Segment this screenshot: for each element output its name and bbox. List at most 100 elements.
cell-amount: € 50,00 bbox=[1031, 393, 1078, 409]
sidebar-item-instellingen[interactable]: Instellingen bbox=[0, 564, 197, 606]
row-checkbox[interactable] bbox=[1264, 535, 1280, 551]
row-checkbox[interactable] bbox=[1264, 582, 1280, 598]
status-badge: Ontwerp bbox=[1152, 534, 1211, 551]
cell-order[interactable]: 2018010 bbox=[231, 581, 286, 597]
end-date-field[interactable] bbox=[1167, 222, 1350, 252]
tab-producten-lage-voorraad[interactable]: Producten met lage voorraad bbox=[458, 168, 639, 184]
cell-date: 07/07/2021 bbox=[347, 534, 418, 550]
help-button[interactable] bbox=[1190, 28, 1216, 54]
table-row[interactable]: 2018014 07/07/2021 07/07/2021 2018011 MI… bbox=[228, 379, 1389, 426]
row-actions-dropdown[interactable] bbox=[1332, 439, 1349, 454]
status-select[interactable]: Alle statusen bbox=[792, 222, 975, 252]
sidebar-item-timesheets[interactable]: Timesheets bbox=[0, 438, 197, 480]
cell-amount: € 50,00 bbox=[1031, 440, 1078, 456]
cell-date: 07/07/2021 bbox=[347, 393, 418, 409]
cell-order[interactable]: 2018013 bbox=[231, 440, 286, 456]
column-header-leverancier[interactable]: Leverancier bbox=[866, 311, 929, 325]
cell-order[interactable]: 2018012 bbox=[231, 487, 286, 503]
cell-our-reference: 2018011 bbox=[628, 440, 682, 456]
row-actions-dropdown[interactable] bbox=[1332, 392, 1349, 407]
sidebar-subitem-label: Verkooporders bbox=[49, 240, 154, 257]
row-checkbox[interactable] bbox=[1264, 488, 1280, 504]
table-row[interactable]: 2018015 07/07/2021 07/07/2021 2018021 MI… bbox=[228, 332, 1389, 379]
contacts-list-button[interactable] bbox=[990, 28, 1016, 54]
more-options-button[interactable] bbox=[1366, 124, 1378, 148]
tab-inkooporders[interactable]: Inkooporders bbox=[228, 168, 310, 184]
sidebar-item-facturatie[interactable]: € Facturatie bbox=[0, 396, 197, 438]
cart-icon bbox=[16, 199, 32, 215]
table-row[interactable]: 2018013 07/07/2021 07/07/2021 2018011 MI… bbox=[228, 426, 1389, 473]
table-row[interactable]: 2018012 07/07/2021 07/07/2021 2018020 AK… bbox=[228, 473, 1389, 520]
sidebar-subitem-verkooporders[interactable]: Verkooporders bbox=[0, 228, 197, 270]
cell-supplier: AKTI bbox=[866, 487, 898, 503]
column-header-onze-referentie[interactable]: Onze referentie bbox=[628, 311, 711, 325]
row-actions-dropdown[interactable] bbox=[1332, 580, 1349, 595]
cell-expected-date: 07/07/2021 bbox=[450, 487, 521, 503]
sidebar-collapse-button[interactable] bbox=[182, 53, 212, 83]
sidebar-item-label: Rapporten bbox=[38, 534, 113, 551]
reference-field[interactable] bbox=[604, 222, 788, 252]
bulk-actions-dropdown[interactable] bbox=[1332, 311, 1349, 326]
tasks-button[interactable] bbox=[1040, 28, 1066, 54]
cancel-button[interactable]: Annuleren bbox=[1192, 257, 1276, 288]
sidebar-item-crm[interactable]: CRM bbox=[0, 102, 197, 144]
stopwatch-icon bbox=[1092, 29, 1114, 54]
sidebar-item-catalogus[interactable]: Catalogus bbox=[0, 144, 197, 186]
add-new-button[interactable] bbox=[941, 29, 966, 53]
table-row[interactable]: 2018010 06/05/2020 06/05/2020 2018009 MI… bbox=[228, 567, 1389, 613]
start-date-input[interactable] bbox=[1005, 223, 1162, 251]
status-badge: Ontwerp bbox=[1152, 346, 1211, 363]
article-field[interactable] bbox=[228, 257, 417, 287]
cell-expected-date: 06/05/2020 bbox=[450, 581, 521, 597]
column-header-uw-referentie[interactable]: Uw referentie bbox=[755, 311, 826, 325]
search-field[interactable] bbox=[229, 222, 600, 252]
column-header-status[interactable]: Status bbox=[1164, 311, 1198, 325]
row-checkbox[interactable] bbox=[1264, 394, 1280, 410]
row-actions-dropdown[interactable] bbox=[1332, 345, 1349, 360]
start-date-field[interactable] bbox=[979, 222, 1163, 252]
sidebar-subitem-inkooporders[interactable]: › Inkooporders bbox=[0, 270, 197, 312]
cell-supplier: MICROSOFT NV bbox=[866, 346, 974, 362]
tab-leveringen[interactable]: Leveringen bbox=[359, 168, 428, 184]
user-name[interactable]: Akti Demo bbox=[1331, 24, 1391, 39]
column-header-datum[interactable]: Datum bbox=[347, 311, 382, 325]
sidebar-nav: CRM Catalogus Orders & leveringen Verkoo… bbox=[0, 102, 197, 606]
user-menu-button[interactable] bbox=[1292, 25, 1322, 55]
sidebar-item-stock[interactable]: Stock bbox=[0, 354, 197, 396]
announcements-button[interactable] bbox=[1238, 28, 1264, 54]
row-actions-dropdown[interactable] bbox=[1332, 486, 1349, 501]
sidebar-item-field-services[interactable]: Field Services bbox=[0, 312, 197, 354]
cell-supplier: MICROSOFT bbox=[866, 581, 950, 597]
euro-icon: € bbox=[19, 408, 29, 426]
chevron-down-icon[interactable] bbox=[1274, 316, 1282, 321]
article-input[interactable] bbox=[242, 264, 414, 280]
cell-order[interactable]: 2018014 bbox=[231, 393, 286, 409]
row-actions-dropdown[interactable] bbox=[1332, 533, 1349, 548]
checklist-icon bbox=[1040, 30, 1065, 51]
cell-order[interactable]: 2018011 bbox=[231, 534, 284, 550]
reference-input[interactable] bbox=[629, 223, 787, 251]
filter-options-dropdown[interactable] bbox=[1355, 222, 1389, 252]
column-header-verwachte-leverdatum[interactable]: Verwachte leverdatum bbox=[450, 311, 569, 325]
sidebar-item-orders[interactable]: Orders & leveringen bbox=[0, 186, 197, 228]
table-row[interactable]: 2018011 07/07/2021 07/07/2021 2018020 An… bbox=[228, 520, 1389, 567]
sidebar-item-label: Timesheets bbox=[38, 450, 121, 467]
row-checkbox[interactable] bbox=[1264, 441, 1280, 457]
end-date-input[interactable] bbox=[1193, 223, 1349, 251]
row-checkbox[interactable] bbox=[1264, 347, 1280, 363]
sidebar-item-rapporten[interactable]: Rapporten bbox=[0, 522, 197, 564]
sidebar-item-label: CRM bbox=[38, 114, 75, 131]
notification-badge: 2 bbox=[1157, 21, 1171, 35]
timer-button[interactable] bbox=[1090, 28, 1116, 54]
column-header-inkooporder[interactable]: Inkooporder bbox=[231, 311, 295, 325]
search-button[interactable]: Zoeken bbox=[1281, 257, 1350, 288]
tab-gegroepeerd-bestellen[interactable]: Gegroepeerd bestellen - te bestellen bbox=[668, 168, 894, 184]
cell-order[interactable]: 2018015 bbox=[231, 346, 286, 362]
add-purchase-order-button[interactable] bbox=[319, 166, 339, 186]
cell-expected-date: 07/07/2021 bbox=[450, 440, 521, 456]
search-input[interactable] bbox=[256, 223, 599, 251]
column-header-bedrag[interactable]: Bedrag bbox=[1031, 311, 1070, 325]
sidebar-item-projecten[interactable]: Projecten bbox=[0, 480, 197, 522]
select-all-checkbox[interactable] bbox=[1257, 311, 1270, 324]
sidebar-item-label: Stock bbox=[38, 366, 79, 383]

→ **WHAT THIS TASK INVOLVES**
Copy out every one of the entries above word for word, keeping their lines and their order unchanged.

→ **TASK RESULT**
Segment this screenshot: for each element output its name and bbox. List at most 100 elements.
cell-amount: € 50,00 bbox=[1031, 393, 1078, 409]
sidebar-item-instellingen[interactable]: Instellingen bbox=[0, 564, 197, 606]
row-checkbox[interactable] bbox=[1264, 535, 1280, 551]
row-checkbox[interactable] bbox=[1264, 582, 1280, 598]
status-badge: Ontwerp bbox=[1152, 534, 1211, 551]
cell-order[interactable]: 2018010 bbox=[231, 581, 286, 597]
end-date-field[interactable] bbox=[1167, 222, 1350, 252]
tab-producten-lage-voorraad[interactable]: Producten met lage voorraad bbox=[458, 168, 639, 184]
cell-date: 07/07/2021 bbox=[347, 534, 418, 550]
help-button[interactable] bbox=[1190, 28, 1216, 54]
table-row[interactable]: 2018014 07/07/2021 07/07/2021 2018011 MI… bbox=[228, 379, 1389, 426]
row-actions-dropdown[interactable] bbox=[1332, 439, 1349, 454]
status-select[interactable]: Alle statusen bbox=[792, 222, 975, 252]
sidebar-item-timesheets[interactable]: Timesheets bbox=[0, 438, 197, 480]
cell-amount: € 50,00 bbox=[1031, 440, 1078, 456]
cell-date: 07/07/2021 bbox=[347, 393, 418, 409]
cell-order[interactable]: 2018013 bbox=[231, 440, 286, 456]
column-header-leverancier[interactable]: Leverancier bbox=[866, 311, 929, 325]
cell-order[interactable]: 2018012 bbox=[231, 487, 286, 503]
cell-our-reference: 2018011 bbox=[628, 440, 682, 456]
row-actions-dropdown[interactable] bbox=[1332, 392, 1349, 407]
sidebar-subitem-label: Verkooporders bbox=[49, 240, 154, 257]
row-checkbox[interactable] bbox=[1264, 488, 1280, 504]
table-row[interactable]: 2018015 07/07/2021 07/07/2021 2018021 MI… bbox=[228, 332, 1389, 379]
contacts-list-button[interactable] bbox=[990, 28, 1016, 54]
more-options-button[interactable] bbox=[1366, 124, 1378, 148]
tab-inkooporders[interactable]: Inkooporders bbox=[228, 168, 310, 184]
sidebar-item-facturatie[interactable]: € Facturatie bbox=[0, 396, 197, 438]
cart-icon bbox=[16, 199, 32, 215]
table-row[interactable]: 2018013 07/07/2021 07/07/2021 2018011 MI… bbox=[228, 426, 1389, 473]
table-row[interactable]: 2018012 07/07/2021 07/07/2021 2018020 AK… bbox=[228, 473, 1389, 520]
sidebar-subitem-verkooporders[interactable]: Verkooporders bbox=[0, 228, 197, 270]
cell-supplier: AKTI bbox=[866, 487, 898, 503]
column-header-onze-referentie[interactable]: Onze referentie bbox=[628, 311, 711, 325]
row-actions-dropdown[interactable] bbox=[1332, 580, 1349, 595]
cell-expected-date: 07/07/2021 bbox=[450, 487, 521, 503]
sidebar-collapse-button[interactable] bbox=[182, 53, 212, 83]
sidebar-item-label: Rapporten bbox=[38, 534, 113, 551]
reference-field[interactable] bbox=[604, 222, 788, 252]
bulk-actions-dropdown[interactable] bbox=[1332, 311, 1349, 326]
tasks-button[interactable] bbox=[1040, 28, 1066, 54]
cancel-button[interactable]: Annuleren bbox=[1192, 257, 1276, 288]
sidebar-item-crm[interactable]: CRM bbox=[0, 102, 197, 144]
stopwatch-icon bbox=[1092, 29, 1114, 54]
sidebar-item-catalogus[interactable]: Catalogus bbox=[0, 144, 197, 186]
add-new-button[interactable] bbox=[941, 29, 966, 53]
table-row[interactable]: 2018010 06/05/2020 06/05/2020 2018009 MI… bbox=[228, 567, 1389, 613]
start-date-input[interactable] bbox=[1005, 223, 1162, 251]
status-badge: Ontwerp bbox=[1152, 346, 1211, 363]
article-field[interactable] bbox=[228, 257, 417, 287]
cell-expected-date: 06/05/2020 bbox=[450, 581, 521, 597]
column-header-uw-referentie[interactable]: Uw referentie bbox=[755, 311, 826, 325]
search-field[interactable] bbox=[229, 222, 600, 252]
column-header-status[interactable]: Status bbox=[1164, 311, 1198, 325]
row-checkbox[interactable] bbox=[1264, 394, 1280, 410]
row-actions-dropdown[interactable] bbox=[1332, 345, 1349, 360]
start-date-field[interactable] bbox=[979, 222, 1163, 252]
sidebar-subitem-inkooporders[interactable]: › Inkooporders bbox=[0, 270, 197, 312]
cell-supplier: MICROSOFT NV bbox=[866, 346, 974, 362]
tab-leveringen[interactable]: Leveringen bbox=[359, 168, 428, 184]
user-name[interactable]: Akti Demo bbox=[1331, 24, 1391, 39]
column-header-datum[interactable]: Datum bbox=[347, 311, 382, 325]
sidebar-nav: CRM Catalogus Orders & leveringen Verkoo… bbox=[0, 102, 197, 606]
user-menu-button[interactable] bbox=[1292, 25, 1322, 55]
sidebar-item-stock[interactable]: Stock bbox=[0, 354, 197, 396]
announcements-button[interactable] bbox=[1238, 28, 1264, 54]
row-actions-dropdown[interactable] bbox=[1332, 486, 1349, 501]
sidebar-item-field-services[interactable]: Field Services bbox=[0, 312, 197, 354]
cell-supplier: MICROSOFT bbox=[866, 581, 950, 597]
euro-icon: € bbox=[19, 408, 29, 426]
chevron-down-icon[interactable] bbox=[1274, 316, 1282, 321]
article-input[interactable] bbox=[242, 264, 414, 280]
cell-order[interactable]: 2018014 bbox=[231, 393, 286, 409]
row-actions-dropdown[interactable] bbox=[1332, 533, 1349, 548]
checklist-icon bbox=[1040, 30, 1065, 51]
cell-order[interactable]: 2018011 bbox=[231, 534, 284, 550]
reference-input[interactable] bbox=[629, 223, 787, 251]
filter-options-dropdown[interactable] bbox=[1355, 222, 1389, 252]
column-header-verwachte-leverdatum[interactable]: Verwachte leverdatum bbox=[450, 311, 569, 325]
sidebar-item-orders[interactable]: Orders & leveringen bbox=[0, 186, 197, 228]
table-row[interactable]: 2018011 07/07/2021 07/07/2021 2018020 An… bbox=[228, 520, 1389, 567]
sidebar-item-label: Timesheets bbox=[38, 450, 121, 467]
row-checkbox[interactable] bbox=[1264, 441, 1280, 457]
end-date-input[interactable] bbox=[1193, 223, 1349, 251]
row-checkbox[interactable] bbox=[1264, 347, 1280, 363]
sidebar-item-rapporten[interactable]: Rapporten bbox=[0, 522, 197, 564]
sidebar-item-label: CRM bbox=[38, 114, 75, 131]
notification-badge: 2 bbox=[1157, 21, 1171, 35]
timer-button[interactable] bbox=[1090, 28, 1116, 54]
column-header-inkooporder[interactable]: Inkooporder bbox=[231, 311, 295, 325]
search-button[interactable]: Zoeken bbox=[1281, 257, 1350, 288]
tab-gegroepeerd-bestellen[interactable]: Gegroepeerd bestellen - te bestellen bbox=[668, 168, 894, 184]
cell-order[interactable]: 2018015 bbox=[231, 346, 286, 362]
add-purchase-order-button[interactable] bbox=[319, 166, 339, 186]
cell-expected-date: 07/07/2021 bbox=[450, 440, 521, 456]
search-input[interactable] bbox=[256, 223, 599, 251]
column-header-bedrag[interactable]: Bedrag bbox=[1031, 311, 1070, 325]
sidebar-item-projecten[interactable]: Projecten bbox=[0, 480, 197, 522]
select-all-checkbox[interactable] bbox=[1257, 311, 1270, 324]
sidebar-item-label: Stock bbox=[38, 366, 79, 383]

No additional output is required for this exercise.